### RECORDS SUPPLIED
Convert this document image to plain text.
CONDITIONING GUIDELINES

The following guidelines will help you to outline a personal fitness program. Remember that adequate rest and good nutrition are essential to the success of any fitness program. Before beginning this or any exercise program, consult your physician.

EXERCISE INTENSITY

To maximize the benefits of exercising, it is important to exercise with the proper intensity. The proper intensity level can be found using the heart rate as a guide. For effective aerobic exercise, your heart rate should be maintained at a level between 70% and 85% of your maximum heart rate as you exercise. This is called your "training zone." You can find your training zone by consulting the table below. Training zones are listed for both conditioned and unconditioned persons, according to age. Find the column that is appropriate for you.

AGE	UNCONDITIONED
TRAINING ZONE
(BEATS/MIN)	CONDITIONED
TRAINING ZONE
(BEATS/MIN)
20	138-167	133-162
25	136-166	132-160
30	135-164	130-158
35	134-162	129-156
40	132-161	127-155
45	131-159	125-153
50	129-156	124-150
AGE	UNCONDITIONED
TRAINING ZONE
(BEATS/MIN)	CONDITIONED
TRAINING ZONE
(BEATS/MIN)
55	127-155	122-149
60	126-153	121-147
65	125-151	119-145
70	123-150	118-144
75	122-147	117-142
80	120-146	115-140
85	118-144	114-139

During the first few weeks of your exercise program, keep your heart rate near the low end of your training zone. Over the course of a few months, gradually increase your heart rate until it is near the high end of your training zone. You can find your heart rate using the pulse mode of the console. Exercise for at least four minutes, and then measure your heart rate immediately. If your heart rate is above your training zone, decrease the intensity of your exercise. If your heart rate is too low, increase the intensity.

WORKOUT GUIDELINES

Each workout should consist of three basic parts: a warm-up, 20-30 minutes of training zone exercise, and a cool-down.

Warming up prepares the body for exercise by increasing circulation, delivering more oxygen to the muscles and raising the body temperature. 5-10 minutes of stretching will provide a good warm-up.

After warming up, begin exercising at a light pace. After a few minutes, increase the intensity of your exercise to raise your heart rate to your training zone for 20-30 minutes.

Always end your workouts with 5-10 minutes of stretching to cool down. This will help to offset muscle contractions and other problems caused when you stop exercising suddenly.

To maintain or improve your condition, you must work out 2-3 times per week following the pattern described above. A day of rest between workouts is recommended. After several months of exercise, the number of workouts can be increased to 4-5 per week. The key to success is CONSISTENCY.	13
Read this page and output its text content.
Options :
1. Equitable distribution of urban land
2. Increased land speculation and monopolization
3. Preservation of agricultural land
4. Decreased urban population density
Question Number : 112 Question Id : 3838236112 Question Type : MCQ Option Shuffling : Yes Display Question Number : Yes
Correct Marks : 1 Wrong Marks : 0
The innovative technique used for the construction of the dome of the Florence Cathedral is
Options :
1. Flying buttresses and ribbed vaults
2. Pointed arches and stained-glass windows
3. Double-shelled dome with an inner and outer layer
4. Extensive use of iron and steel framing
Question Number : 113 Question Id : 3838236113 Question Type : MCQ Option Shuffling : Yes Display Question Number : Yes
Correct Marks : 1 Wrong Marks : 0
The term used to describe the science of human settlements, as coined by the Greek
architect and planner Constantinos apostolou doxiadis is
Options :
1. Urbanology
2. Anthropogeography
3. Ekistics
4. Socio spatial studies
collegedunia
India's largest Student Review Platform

### GOAL
Each line above is to be repeated exactly.

### SOLUTION TO THIS PROBLEM
Convert this document image to plain text.
CONDITIONING GUIDELINES

The following guidelines will help you to outline a personal fitness program. Remember that adequate rest and good nutrition are essential to the success of any fitness program. Before beginning this or any exercise program, consult your physician.

EXERCISE INTENSITY

To maximize the benefits of exercising, it is important to exercise with the proper intensity. The proper intensity level can be found using the heart rate as a guide. For effective aerobic exercise, your heart rate should be maintained at a level between 70% and 85% of your maximum heart rate as you exercise. This is called your "training zone." You can find your training zone by consulting the table below. Training zones are listed for both conditioned and unconditioned persons, according to age. Find the column that is appropriate for you.

AGE	UNCONDITIONED
TRAINING ZONE
(BEATS/MIN)	CONDITIONED
TRAINING ZONE
(BEATS/MIN)
20	138-167	133-162
25	136-166	132-160
30	135-164	130-158
35	134-162	129-156
40	132-161	127-155
45	131-159	125-153
50	129-156	124-150
AGE	UNCONDITIONED
TRAINING ZONE
(BEATS/MIN)	CONDITIONED
TRAINING ZONE
(BEATS/MIN)
55	127-155	122-149
60	126-153	121-147
65	125-151	119-145
70	123-150	118-144
75	122-147	117-142
80	120-146	115-140
85	118-144	114-139

During the first few weeks of your exercise program, keep your heart rate near the low end of your training zone. Over the course of a few months, gradually increase your heart rate until it is near the high end of your training zone. You can find your heart rate using the pulse mode of the console. Exercise for at least four minutes, and then measure your heart rate immediately. If your heart rate is above your training zone, decrease the intensity of your exercise. If your heart rate is too low, increase the intensity.

WORKOUT GUIDELINES

Each workout should consist of three basic parts: a warm-up, 20-30 minutes of training zone exercise, and a cool-down.

Warming up prepares the body for exercise by increasing circulation, delivering more oxygen to the muscles and raising the body temperature. 5-10 minutes of stretching will provide a good warm-up.

After warming up, begin exercising at a light pace. After a few minutes, increase the intensity of your exercise to raise your heart rate to your training zone for 20-30 minutes.

Always end your workouts with 5-10 minutes of stretching to cool down. This will help to offset muscle contractions and other problems caused when you stop exercising suddenly.

To maintain or improve your condition, you must work out 2-3 times per week following the pattern described above. A day of rest between workouts is recommended. After several months of exercise, the number of workouts can be increased to 4-5 per week. The key to success is CONSISTENCY.	13
Read this page and output its text content.
Options :
1. Equitable distribution of urban land
2. Increased land speculation and monopolization
3. Preservation of agricultural land
4. Decreased urban population density
Question Number : 112 Question Id : 3838236112 Question Type : MCQ Option Shuffling : Yes Display Question Number : Yes
Correct Marks : 1 Wrong Marks : 0
The innovative technique used for the construction of the dome of the Florence Cathedral is
Options :
1. Flying buttresses and ribbed vaults
2. Pointed arches and stained-glass windows
3. Double-shelled dome with an inner and outer layer
4. Extensive use of iron and steel framing
Question Number : 113 Question Id : 3838236113 Question Type : MCQ Option Shuffling : Yes Display Question Number : Yes
Correct Marks : 1 Wrong Marks : 0
The term used to describe the science of human settlements, as coined by the Greek
architect and planner Constantinos apostolou doxiadis is
Options :
1. Urbanology
2. Anthropogeography
3. Ekistics
4. Socio spatial studies
collegedunia
India's largest Student Review Platform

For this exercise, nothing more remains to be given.